* START Data for the task *
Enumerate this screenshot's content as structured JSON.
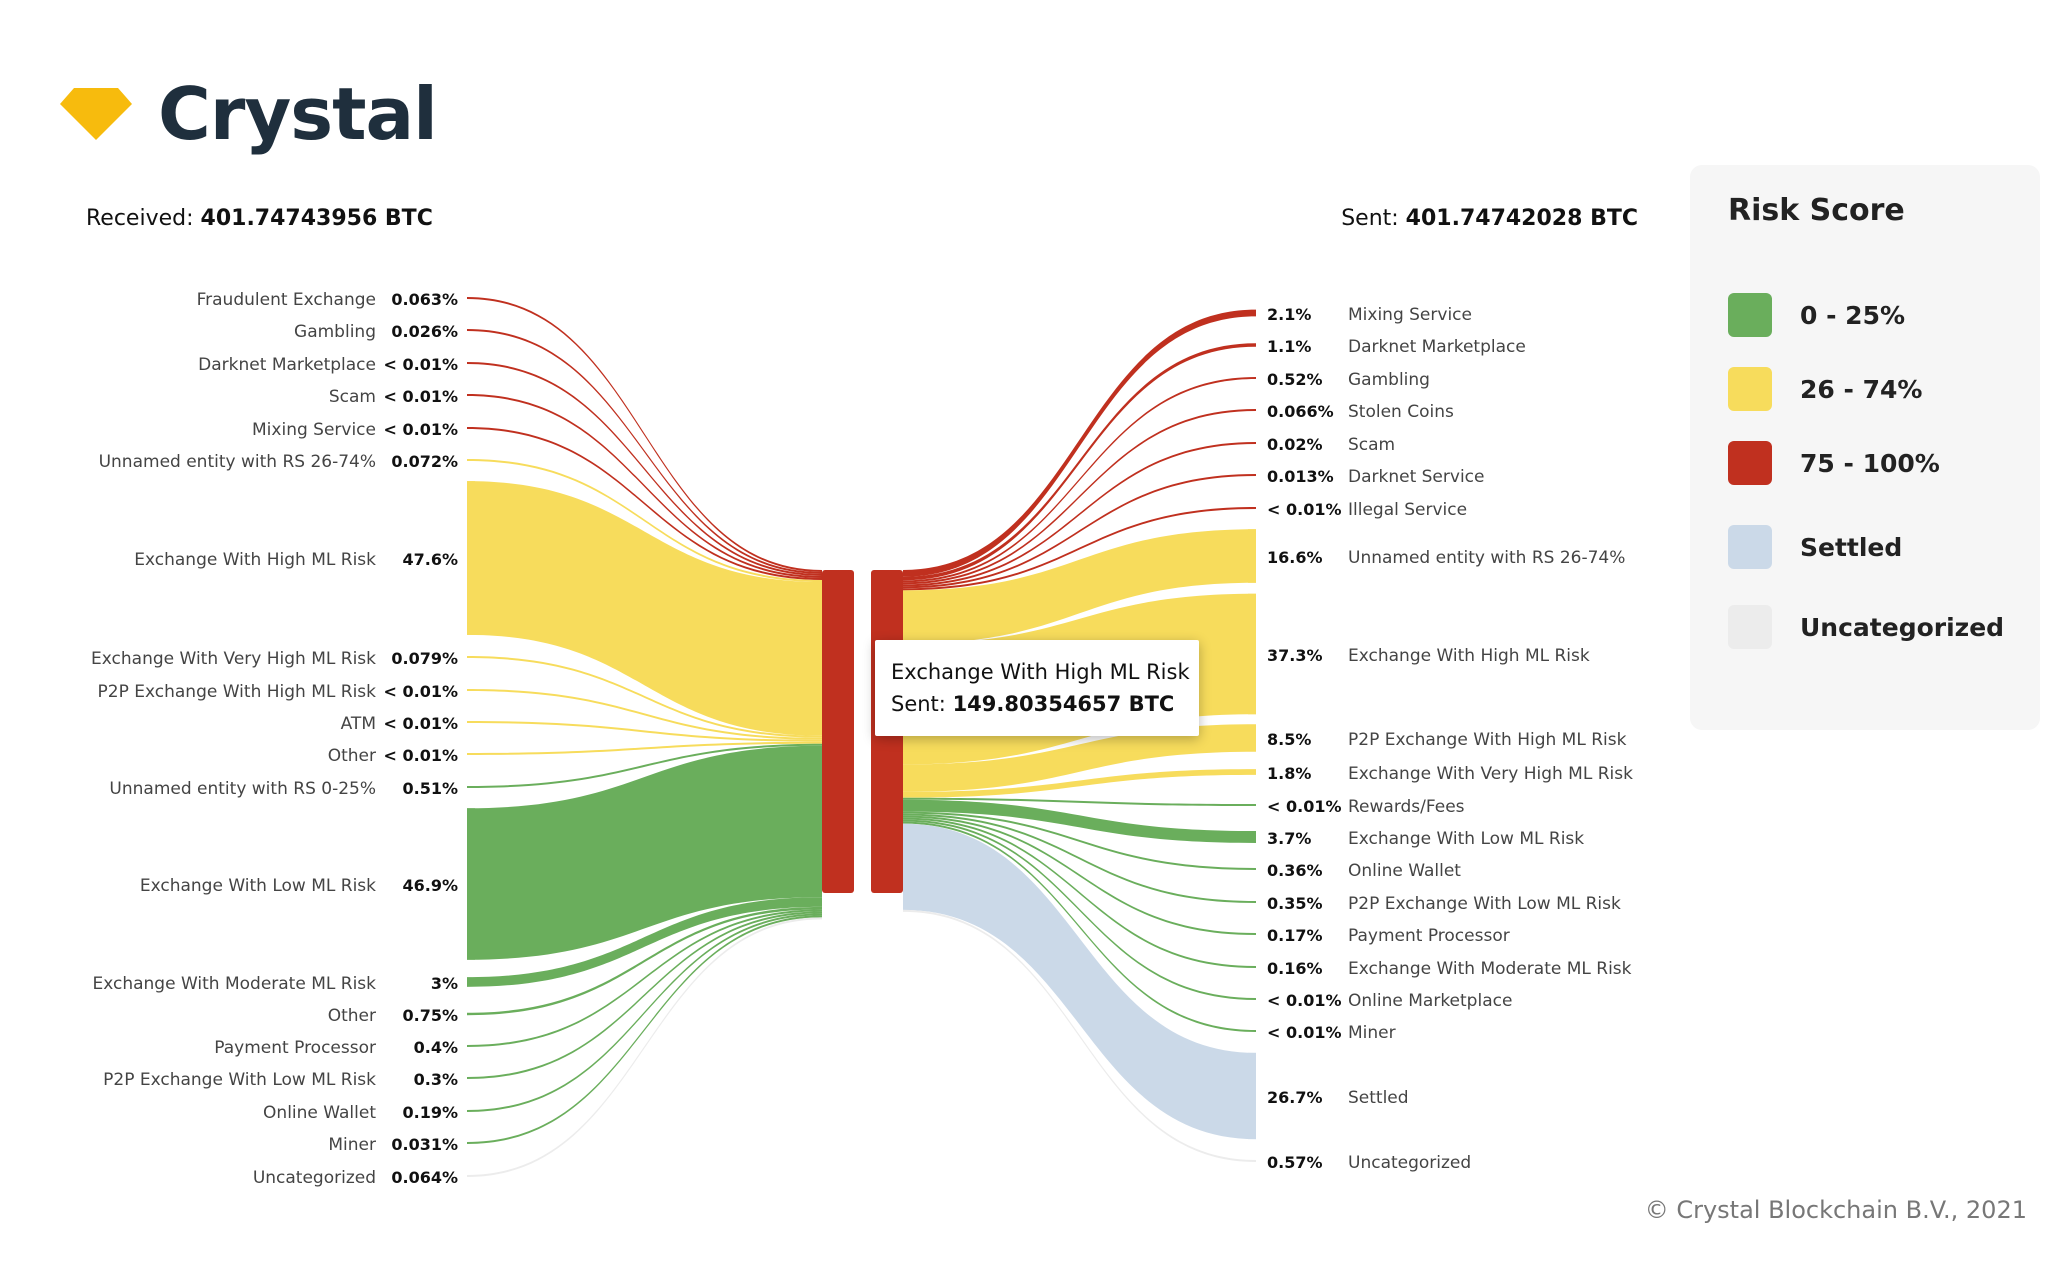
{
  "brand": {
    "name": "Crystal",
    "logo_icon": "diamond-icon",
    "logo_color": "#f7bb0d"
  },
  "totals": {
    "received_label": "Received:",
    "received_value": "401.74743956 BTC",
    "sent_label": "Sent:",
    "sent_value": "401.74742028 BTC"
  },
  "legend": {
    "title": "Risk Score",
    "items": [
      {
        "label": "0 - 25%",
        "color": "#6aae5c"
      },
      {
        "label": "26 - 74%",
        "color": "#f7dc5c"
      },
      {
        "label": "75 - 100%",
        "color": "#c0301f"
      },
      {
        "label": "Settled",
        "color": "#cbd9e8"
      },
      {
        "label": "Uncategorized",
        "color": "#ececec"
      }
    ]
  },
  "tooltip": {
    "line1": "Exchange With High ML Risk",
    "line2_label": "Sent:",
    "line2_value": "149.80354657 BTC"
  },
  "footer": {
    "copyright": "© Crystal Blockchain B.V., 2021"
  },
  "chart_data": {
    "type": "sankey",
    "title": "",
    "node_color": "#c0301f",
    "left_nodes": [
      {
        "label": "Fraudulent Exchange",
        "pct": "0.063%",
        "value": 0.063,
        "risk": "high"
      },
      {
        "label": "Gambling",
        "pct": "0.026%",
        "value": 0.026,
        "risk": "high"
      },
      {
        "label": "Darknet Marketplace",
        "pct": "< 0.01%",
        "value": 0.005,
        "risk": "high"
      },
      {
        "label": "Scam",
        "pct": "< 0.01%",
        "value": 0.005,
        "risk": "high"
      },
      {
        "label": "Mixing Service",
        "pct": "< 0.01%",
        "value": 0.005,
        "risk": "high"
      },
      {
        "label": "Unnamed entity with RS 26-74%",
        "pct": "0.072%",
        "value": 0.072,
        "risk": "medium"
      },
      {
        "label": "Exchange With High ML Risk",
        "pct": "47.6%",
        "value": 47.6,
        "risk": "medium"
      },
      {
        "label": "Exchange With Very High ML Risk",
        "pct": "0.079%",
        "value": 0.079,
        "risk": "medium"
      },
      {
        "label": "P2P Exchange With High ML Risk",
        "pct": "< 0.01%",
        "value": 0.005,
        "risk": "medium"
      },
      {
        "label": "ATM",
        "pct": "< 0.01%",
        "value": 0.005,
        "risk": "medium"
      },
      {
        "label": "Other",
        "pct": "< 0.01%",
        "value": 0.005,
        "risk": "medium"
      },
      {
        "label": "Unnamed entity with RS 0-25%",
        "pct": "0.51%",
        "value": 0.51,
        "risk": "low"
      },
      {
        "label": "Exchange With Low ML Risk",
        "pct": "46.9%",
        "value": 46.9,
        "risk": "low"
      },
      {
        "label": "Exchange With Moderate ML Risk",
        "pct": "3%",
        "value": 3,
        "risk": "low"
      },
      {
        "label": "Other",
        "pct": "0.75%",
        "value": 0.75,
        "risk": "low"
      },
      {
        "label": "Payment Processor",
        "pct": "0.4%",
        "value": 0.4,
        "risk": "low"
      },
      {
        "label": "P2P Exchange With Low ML Risk",
        "pct": "0.3%",
        "value": 0.3,
        "risk": "low"
      },
      {
        "label": "Online Wallet",
        "pct": "0.19%",
        "value": 0.19,
        "risk": "low"
      },
      {
        "label": "Miner",
        "pct": "0.031%",
        "value": 0.031,
        "risk": "low"
      },
      {
        "label": "Uncategorized",
        "pct": "0.064%",
        "value": 0.064,
        "risk": "uncategorized"
      }
    ],
    "right_nodes": [
      {
        "label": "Mixing Service",
        "pct": "2.1%",
        "value": 2.1,
        "risk": "high"
      },
      {
        "label": "Darknet Marketplace",
        "pct": "1.1%",
        "value": 1.1,
        "risk": "high"
      },
      {
        "label": "Gambling",
        "pct": "0.52%",
        "value": 0.52,
        "risk": "high"
      },
      {
        "label": "Stolen Coins",
        "pct": "0.066%",
        "value": 0.066,
        "risk": "high"
      },
      {
        "label": "Scam",
        "pct": "0.02%",
        "value": 0.02,
        "risk": "high"
      },
      {
        "label": "Darknet Service",
        "pct": "0.013%",
        "value": 0.013,
        "risk": "high"
      },
      {
        "label": "Illegal Service",
        "pct": "< 0.01%",
        "value": 0.005,
        "risk": "high"
      },
      {
        "label": "Unnamed entity with RS 26-74%",
        "pct": "16.6%",
        "value": 16.6,
        "risk": "medium"
      },
      {
        "label": "Exchange With High ML Risk",
        "pct": "37.3%",
        "value": 37.3,
        "risk": "medium"
      },
      {
        "label": "P2P Exchange With High ML Risk",
        "pct": "8.5%",
        "value": 8.5,
        "risk": "medium"
      },
      {
        "label": "Exchange With Very High ML Risk",
        "pct": "1.8%",
        "value": 1.8,
        "risk": "medium"
      },
      {
        "label": "Rewards/Fees",
        "pct": "< 0.01%",
        "value": 0.005,
        "risk": "low"
      },
      {
        "label": "Exchange With Low ML Risk",
        "pct": "3.7%",
        "value": 3.7,
        "risk": "low"
      },
      {
        "label": "Online Wallet",
        "pct": "0.36%",
        "value": 0.36,
        "risk": "low"
      },
      {
        "label": "P2P Exchange With Low ML Risk",
        "pct": "0.35%",
        "value": 0.35,
        "risk": "low"
      },
      {
        "label": "Payment Processor",
        "pct": "0.17%",
        "value": 0.17,
        "risk": "low"
      },
      {
        "label": "Exchange With Moderate ML Risk",
        "pct": "0.16%",
        "value": 0.16,
        "risk": "low"
      },
      {
        "label": "Online Marketplace",
        "pct": "< 0.01%",
        "value": 0.005,
        "risk": "low"
      },
      {
        "label": "Miner",
        "pct": "< 0.01%",
        "value": 0.005,
        "risk": "low"
      },
      {
        "label": "Settled",
        "pct": "26.7%",
        "value": 26.7,
        "risk": "settled"
      },
      {
        "label": "Uncategorized",
        "pct": "0.57%",
        "value": 0.57,
        "risk": "uncategorized"
      }
    ],
    "risk_colors": {
      "high": "#c0301f",
      "medium": "#f7dc5c",
      "low": "#6aae5c",
      "settled": "#cbd9e8",
      "uncategorized": "#ececec"
    }
  }
}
* END Data for the task *
> [Challenge] Write out the full listing verbatim, excluding its pictures.

> [Result of this task]
Enumerate this screenshot's content as structured JSON.
{
  "brand": {
    "name": "Crystal",
    "logo_icon": "diamond-icon",
    "logo_color": "#f7bb0d"
  },
  "totals": {
    "received_label": "Received:",
    "received_value": "401.74743956 BTC",
    "sent_label": "Sent:",
    "sent_value": "401.74742028 BTC"
  },
  "legend": {
    "title": "Risk Score",
    "items": [
      {
        "label": "0 - 25%",
        "color": "#6aae5c"
      },
      {
        "label": "26 - 74%",
        "color": "#f7dc5c"
      },
      {
        "label": "75 - 100%",
        "color": "#c0301f"
      },
      {
        "label": "Settled",
        "color": "#cbd9e8"
      },
      {
        "label": "Uncategorized",
        "color": "#ececec"
      }
    ]
  },
  "tooltip": {
    "line1": "Exchange With High ML Risk",
    "line2_label": "Sent:",
    "line2_value": "149.80354657 BTC"
  },
  "footer": {
    "copyright": "© Crystal Blockchain B.V., 2021"
  },
  "chart_data": {
    "type": "sankey",
    "title": "",
    "node_color": "#c0301f",
    "left_nodes": [
      {
        "label": "Fraudulent Exchange",
        "pct": "0.063%",
        "value": 0.063,
        "risk": "high"
      },
      {
        "label": "Gambling",
        "pct": "0.026%",
        "value": 0.026,
        "risk": "high"
      },
      {
        "label": "Darknet Marketplace",
        "pct": "< 0.01%",
        "value": 0.005,
        "risk": "high"
      },
      {
        "label": "Scam",
        "pct": "< 0.01%",
        "value": 0.005,
        "risk": "high"
      },
      {
        "label": "Mixing Service",
        "pct": "< 0.01%",
        "value": 0.005,
        "risk": "high"
      },
      {
        "label": "Unnamed entity with RS 26-74%",
        "pct": "0.072%",
        "value": 0.072,
        "risk": "medium"
      },
      {
        "label": "Exchange With High ML Risk",
        "pct": "47.6%",
        "value": 47.6,
        "risk": "medium"
      },
      {
        "label": "Exchange With Very High ML Risk",
        "pct": "0.079%",
        "value": 0.079,
        "risk": "medium"
      },
      {
        "label": "P2P Exchange With High ML Risk",
        "pct": "< 0.01%",
        "value": 0.005,
        "risk": "medium"
      },
      {
        "label": "ATM",
        "pct": "< 0.01%",
        "value": 0.005,
        "risk": "medium"
      },
      {
        "label": "Other",
        "pct": "< 0.01%",
        "value": 0.005,
        "risk": "medium"
      },
      {
        "label": "Unnamed entity with RS 0-25%",
        "pct": "0.51%",
        "value": 0.51,
        "risk": "low"
      },
      {
        "label": "Exchange With Low ML Risk",
        "pct": "46.9%",
        "value": 46.9,
        "risk": "low"
      },
      {
        "label": "Exchange With Moderate ML Risk",
        "pct": "3%",
        "value": 3,
        "risk": "low"
      },
      {
        "label": "Other",
        "pct": "0.75%",
        "value": 0.75,
        "risk": "low"
      },
      {
        "label": "Payment Processor",
        "pct": "0.4%",
        "value": 0.4,
        "risk": "low"
      },
      {
        "label": "P2P Exchange With Low ML Risk",
        "pct": "0.3%",
        "value": 0.3,
        "risk": "low"
      },
      {
        "label": "Online Wallet",
        "pct": "0.19%",
        "value": 0.19,
        "risk": "low"
      },
      {
        "label": "Miner",
        "pct": "0.031%",
        "value": 0.031,
        "risk": "low"
      },
      {
        "label": "Uncategorized",
        "pct": "0.064%",
        "value": 0.064,
        "risk": "uncategorized"
      }
    ],
    "right_nodes": [
      {
        "label": "Mixing Service",
        "pct": "2.1%",
        "value": 2.1,
        "risk": "high"
      },
      {
        "label": "Darknet Marketplace",
        "pct": "1.1%",
        "value": 1.1,
        "risk": "high"
      },
      {
        "label": "Gambling",
        "pct": "0.52%",
        "value": 0.52,
        "risk": "high"
      },
      {
        "label": "Stolen Coins",
        "pct": "0.066%",
        "value": 0.066,
        "risk": "high"
      },
      {
        "label": "Scam",
        "pct": "0.02%",
        "value": 0.02,
        "risk": "high"
      },
      {
        "label": "Darknet Service",
        "pct": "0.013%",
        "value": 0.013,
        "risk": "high"
      },
      {
        "label": "Illegal Service",
        "pct": "< 0.01%",
        "value": 0.005,
        "risk": "high"
      },
      {
        "label": "Unnamed entity with RS 26-74%",
        "pct": "16.6%",
        "value": 16.6,
        "risk": "medium"
      },
      {
        "label": "Exchange With High ML Risk",
        "pct": "37.3%",
        "value": 37.3,
        "risk": "medium"
      },
      {
        "label": "P2P Exchange With High ML Risk",
        "pct": "8.5%",
        "value": 8.5,
        "risk": "medium"
      },
      {
        "label": "Exchange With Very High ML Risk",
        "pct": "1.8%",
        "value": 1.8,
        "risk": "medium"
      },
      {
        "label": "Rewards/Fees",
        "pct": "< 0.01%",
        "value": 0.005,
        "risk": "low"
      },
      {
        "label": "Exchange With Low ML Risk",
        "pct": "3.7%",
        "value": 3.7,
        "risk": "low"
      },
      {
        "label": "Online Wallet",
        "pct": "0.36%",
        "value": 0.36,
        "risk": "low"
      },
      {
        "label": "P2P Exchange With Low ML Risk",
        "pct": "0.35%",
        "value": 0.35,
        "risk": "low"
      },
      {
        "label": "Payment Processor",
        "pct": "0.17%",
        "value": 0.17,
        "risk": "low"
      },
      {
        "label": "Exchange With Moderate ML Risk",
        "pct": "0.16%",
        "value": 0.16,
        "risk": "low"
      },
      {
        "label": "Online Marketplace",
        "pct": "< 0.01%",
        "value": 0.005,
        "risk": "low"
      },
      {
        "label": "Miner",
        "pct": "< 0.01%",
        "value": 0.005,
        "risk": "low"
      },
      {
        "label": "Settled",
        "pct": "26.7%",
        "value": 26.7,
        "risk": "settled"
      },
      {
        "label": "Uncategorized",
        "pct": "0.57%",
        "value": 0.57,
        "risk": "uncategorized"
      }
    ],
    "risk_colors": {
      "high": "#c0301f",
      "medium": "#f7dc5c",
      "low": "#6aae5c",
      "settled": "#cbd9e8",
      "uncategorized": "#ececec"
    }
  }
}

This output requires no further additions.